» **Task objective**:
Word for word, retype every entry in the listing.

» **Records for processing**:
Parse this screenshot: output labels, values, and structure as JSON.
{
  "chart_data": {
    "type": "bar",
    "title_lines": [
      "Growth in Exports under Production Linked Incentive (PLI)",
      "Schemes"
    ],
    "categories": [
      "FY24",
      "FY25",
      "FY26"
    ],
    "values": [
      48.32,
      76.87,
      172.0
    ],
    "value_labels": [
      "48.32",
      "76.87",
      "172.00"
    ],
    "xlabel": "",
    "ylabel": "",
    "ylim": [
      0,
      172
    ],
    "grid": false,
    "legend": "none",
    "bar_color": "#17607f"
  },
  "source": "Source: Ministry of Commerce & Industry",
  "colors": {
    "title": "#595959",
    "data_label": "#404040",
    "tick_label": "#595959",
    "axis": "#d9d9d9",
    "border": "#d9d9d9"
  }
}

» **Result of the exercise**:
Parse this screenshot: output labels, values, and structure as JSON.
{
  "chart_data": {
    "type": "bar",
    "title_lines": [
      "Growth in Exports under Production Linked Incentive (PLI)",
      "Schemes"
    ],
    "categories": [
      "FY24",
      "FY25",
      "FY26"
    ],
    "values": [
      48.32,
      76.87,
      172.0
    ],
    "value_labels": [
      "48.32",
      "76.87",
      "172.00"
    ],
    "xlabel": "",
    "ylabel": "",
    "ylim": [
      0,
      172
    ],
    "grid": false,
    "legend": "none",
    "bar_color": "#17607f"
  },
  "source": "Source: Ministry of Commerce & Industry",
  "colors": {
    "title": "#595959",
    "data_label": "#404040",
    "tick_label": "#595959",
    "axis": "#d9d9d9",
    "border": "#d9d9d9"
  }
}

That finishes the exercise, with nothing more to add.